Rows from a figure dataset:
[start]
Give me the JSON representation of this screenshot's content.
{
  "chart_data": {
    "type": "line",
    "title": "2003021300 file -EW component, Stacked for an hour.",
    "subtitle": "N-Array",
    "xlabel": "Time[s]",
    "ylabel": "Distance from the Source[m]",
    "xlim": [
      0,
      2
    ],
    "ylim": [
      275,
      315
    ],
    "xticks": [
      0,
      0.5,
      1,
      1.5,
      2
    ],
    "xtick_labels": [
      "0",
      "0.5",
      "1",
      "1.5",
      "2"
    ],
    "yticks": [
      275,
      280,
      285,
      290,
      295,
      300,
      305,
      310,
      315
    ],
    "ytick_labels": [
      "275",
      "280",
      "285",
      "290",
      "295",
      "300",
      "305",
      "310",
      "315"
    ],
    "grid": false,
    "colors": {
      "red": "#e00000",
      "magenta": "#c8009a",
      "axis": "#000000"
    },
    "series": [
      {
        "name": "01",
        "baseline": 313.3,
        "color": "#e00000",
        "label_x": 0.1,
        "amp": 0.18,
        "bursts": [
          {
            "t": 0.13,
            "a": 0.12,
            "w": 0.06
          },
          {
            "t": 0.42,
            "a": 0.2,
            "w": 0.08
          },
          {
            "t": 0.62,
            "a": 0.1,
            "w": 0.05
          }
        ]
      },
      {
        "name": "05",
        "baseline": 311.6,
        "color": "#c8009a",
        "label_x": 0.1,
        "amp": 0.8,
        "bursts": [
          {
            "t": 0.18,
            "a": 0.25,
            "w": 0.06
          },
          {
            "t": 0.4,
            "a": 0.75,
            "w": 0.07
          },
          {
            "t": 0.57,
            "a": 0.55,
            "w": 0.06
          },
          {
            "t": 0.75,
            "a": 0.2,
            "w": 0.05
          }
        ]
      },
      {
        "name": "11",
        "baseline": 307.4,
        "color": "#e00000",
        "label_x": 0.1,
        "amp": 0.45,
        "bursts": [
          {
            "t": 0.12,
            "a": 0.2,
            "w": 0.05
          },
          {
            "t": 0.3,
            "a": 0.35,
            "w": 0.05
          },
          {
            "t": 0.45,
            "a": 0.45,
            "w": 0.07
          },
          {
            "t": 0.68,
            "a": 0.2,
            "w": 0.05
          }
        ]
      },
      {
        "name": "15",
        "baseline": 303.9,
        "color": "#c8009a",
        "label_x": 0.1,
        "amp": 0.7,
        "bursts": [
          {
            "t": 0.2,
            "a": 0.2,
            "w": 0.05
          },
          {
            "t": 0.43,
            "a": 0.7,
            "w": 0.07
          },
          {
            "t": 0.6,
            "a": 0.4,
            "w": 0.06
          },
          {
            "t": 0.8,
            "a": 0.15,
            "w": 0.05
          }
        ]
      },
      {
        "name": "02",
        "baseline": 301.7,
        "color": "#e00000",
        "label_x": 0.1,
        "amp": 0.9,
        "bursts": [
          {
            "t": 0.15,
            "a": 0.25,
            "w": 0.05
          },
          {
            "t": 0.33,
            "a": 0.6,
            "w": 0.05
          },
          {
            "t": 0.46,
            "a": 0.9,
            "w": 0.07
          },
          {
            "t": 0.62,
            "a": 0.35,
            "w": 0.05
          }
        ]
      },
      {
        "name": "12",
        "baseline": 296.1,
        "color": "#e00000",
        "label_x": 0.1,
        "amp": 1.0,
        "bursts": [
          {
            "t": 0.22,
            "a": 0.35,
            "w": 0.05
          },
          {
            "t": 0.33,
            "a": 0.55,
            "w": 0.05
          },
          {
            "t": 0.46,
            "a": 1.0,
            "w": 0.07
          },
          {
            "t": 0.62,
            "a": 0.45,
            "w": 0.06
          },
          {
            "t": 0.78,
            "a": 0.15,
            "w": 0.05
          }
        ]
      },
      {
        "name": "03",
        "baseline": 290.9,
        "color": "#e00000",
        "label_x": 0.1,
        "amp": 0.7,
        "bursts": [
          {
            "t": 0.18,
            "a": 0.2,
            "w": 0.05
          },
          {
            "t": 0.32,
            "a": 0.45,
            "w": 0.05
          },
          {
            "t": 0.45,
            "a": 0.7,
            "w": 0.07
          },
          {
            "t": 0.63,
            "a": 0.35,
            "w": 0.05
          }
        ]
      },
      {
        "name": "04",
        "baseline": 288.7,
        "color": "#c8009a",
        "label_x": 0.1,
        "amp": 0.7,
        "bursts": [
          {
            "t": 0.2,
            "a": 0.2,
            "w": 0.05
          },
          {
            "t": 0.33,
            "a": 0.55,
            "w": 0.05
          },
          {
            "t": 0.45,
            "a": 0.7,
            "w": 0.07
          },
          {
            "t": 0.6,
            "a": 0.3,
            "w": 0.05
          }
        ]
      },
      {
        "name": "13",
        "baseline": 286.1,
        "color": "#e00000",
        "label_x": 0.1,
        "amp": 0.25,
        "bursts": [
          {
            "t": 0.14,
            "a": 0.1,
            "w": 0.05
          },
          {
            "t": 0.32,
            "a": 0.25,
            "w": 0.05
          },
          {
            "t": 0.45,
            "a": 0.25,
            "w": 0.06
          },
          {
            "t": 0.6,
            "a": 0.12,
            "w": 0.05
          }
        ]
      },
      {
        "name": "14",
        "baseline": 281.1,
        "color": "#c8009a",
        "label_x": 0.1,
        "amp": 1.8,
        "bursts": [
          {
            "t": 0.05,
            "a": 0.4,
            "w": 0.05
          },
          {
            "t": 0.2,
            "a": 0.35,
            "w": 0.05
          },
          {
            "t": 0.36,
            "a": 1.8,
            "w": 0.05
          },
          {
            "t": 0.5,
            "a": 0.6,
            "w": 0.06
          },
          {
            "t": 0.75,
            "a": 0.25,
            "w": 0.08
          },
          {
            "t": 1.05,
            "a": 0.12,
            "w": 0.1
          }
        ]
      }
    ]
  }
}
[end]
Directive: Reproduce every line above without error.

Full response:
Give me the JSON representation of this screenshot's content.
{
  "chart_data": {
    "type": "line",
    "title": "2003021300 file -EW component, Stacked for an hour.",
    "subtitle": "N-Array",
    "xlabel": "Time[s]",
    "ylabel": "Distance from the Source[m]",
    "xlim": [
      0,
      2
    ],
    "ylim": [
      275,
      315
    ],
    "xticks": [
      0,
      0.5,
      1,
      1.5,
      2
    ],
    "xtick_labels": [
      "0",
      "0.5",
      "1",
      "1.5",
      "2"
    ],
    "yticks": [
      275,
      280,
      285,
      290,
      295,
      300,
      305,
      310,
      315
    ],
    "ytick_labels": [
      "275",
      "280",
      "285",
      "290",
      "295",
      "300",
      "305",
      "310",
      "315"
    ],
    "grid": false,
    "colors": {
      "red": "#e00000",
      "magenta": "#c8009a",
      "axis": "#000000"
    },
    "series": [
      {
        "name": "01",
        "baseline": 313.3,
        "color": "#e00000",
        "label_x": 0.1,
        "amp": 0.18,
        "bursts": [
          {
            "t": 0.13,
            "a": 0.12,
            "w": 0.06
          },
          {
            "t": 0.42,
            "a": 0.2,
            "w": 0.08
          },
          {
            "t": 0.62,
            "a": 0.1,
            "w": 0.05
          }
        ]
      },
      {
        "name": "05",
        "baseline": 311.6,
        "color": "#c8009a",
        "label_x": 0.1,
        "amp": 0.8,
        "bursts": [
          {
            "t": 0.18,
            "a": 0.25,
            "w": 0.06
          },
          {
            "t": 0.4,
            "a": 0.75,
            "w": 0.07
          },
          {
            "t": 0.57,
            "a": 0.55,
            "w": 0.06
          },
          {
            "t": 0.75,
            "a": 0.2,
            "w": 0.05
          }
        ]
      },
      {
        "name": "11",
        "baseline": 307.4,
        "color": "#e00000",
        "label_x": 0.1,
        "amp": 0.45,
        "bursts": [
          {
            "t": 0.12,
            "a": 0.2,
            "w": 0.05
          },
          {
            "t": 0.3,
            "a": 0.35,
            "w": 0.05
          },
          {
            "t": 0.45,
            "a": 0.45,
            "w": 0.07
          },
          {
            "t": 0.68,
            "a": 0.2,
            "w": 0.05
          }
        ]
      },
      {
        "name": "15",
        "baseline": 303.9,
        "color": "#c8009a",
        "label_x": 0.1,
        "amp": 0.7,
        "bursts": [
          {
            "t": 0.2,
            "a": 0.2,
            "w": 0.05
          },
          {
            "t": 0.43,
            "a": 0.7,
            "w": 0.07
          },
          {
            "t": 0.6,
            "a": 0.4,
            "w": 0.06
          },
          {
            "t": 0.8,
            "a": 0.15,
            "w": 0.05
          }
        ]
      },
      {
        "name": "02",
        "baseline": 301.7,
        "color": "#e00000",
        "label_x": 0.1,
        "amp": 0.9,
        "bursts": [
          {
            "t": 0.15,
            "a": 0.25,
            "w": 0.05
          },
          {
            "t": 0.33,
            "a": 0.6,
            "w": 0.05
          },
          {
            "t": 0.46,
            "a": 0.9,
            "w": 0.07
          },
          {
            "t": 0.62,
            "a": 0.35,
            "w": 0.05
          }
        ]
      },
      {
        "name": "12",
        "baseline": 296.1,
        "color": "#e00000",
        "label_x": 0.1,
        "amp": 1.0,
        "bursts": [
          {
            "t": 0.22,
            "a": 0.35,
            "w": 0.05
          },
          {
            "t": 0.33,
            "a": 0.55,
            "w": 0.05
          },
          {
            "t": 0.46,
            "a": 1.0,
            "w": 0.07
          },
          {
            "t": 0.62,
            "a": 0.45,
            "w": 0.06
          },
          {
            "t": 0.78,
            "a": 0.15,
            "w": 0.05
          }
        ]
      },
      {
        "name": "03",
        "baseline": 290.9,
        "color": "#e00000",
        "label_x": 0.1,
        "amp": 0.7,
        "bursts": [
          {
            "t": 0.18,
            "a": 0.2,
            "w": 0.05
          },
          {
            "t": 0.32,
            "a": 0.45,
            "w": 0.05
          },
          {
            "t": 0.45,
            "a": 0.7,
            "w": 0.07
          },
          {
            "t": 0.63,
            "a": 0.35,
            "w": 0.05
          }
        ]
      },
      {
        "name": "04",
        "baseline": 288.7,
        "color": "#c8009a",
        "label_x": 0.1,
        "amp": 0.7,
        "bursts": [
          {
            "t": 0.2,
            "a": 0.2,
            "w": 0.05
          },
          {
            "t": 0.33,
            "a": 0.55,
            "w": 0.05
          },
          {
            "t": 0.45,
            "a": 0.7,
            "w": 0.07
          },
          {
            "t": 0.6,
            "a": 0.3,
            "w": 0.05
          }
        ]
      },
      {
        "name": "13",
        "baseline": 286.1,
        "color": "#e00000",
        "label_x": 0.1,
        "amp": 0.25,
        "bursts": [
          {
            "t": 0.14,
            "a": 0.1,
            "w": 0.05
          },
          {
            "t": 0.32,
            "a": 0.25,
            "w": 0.05
          },
          {
            "t": 0.45,
            "a": 0.25,
            "w": 0.06
          },
          {
            "t": 0.6,
            "a": 0.12,
            "w": 0.05
          }
        ]
      },
      {
        "name": "14",
        "baseline": 281.1,
        "color": "#c8009a",
        "label_x": 0.1,
        "amp": 1.8,
        "bursts": [
          {
            "t": 0.05,
            "a": 0.4,
            "w": 0.05
          },
          {
            "t": 0.2,
            "a": 0.35,
            "w": 0.05
          },
          {
            "t": 0.36,
            "a": 1.8,
            "w": 0.05
          },
          {
            "t": 0.5,
            "a": 0.6,
            "w": 0.06
          },
          {
            "t": 0.75,
            "a": 0.25,
            "w": 0.08
          },
          {
            "t": 1.05,
            "a": 0.12,
            "w": 0.1
          }
        ]
      }
    ]
  }
}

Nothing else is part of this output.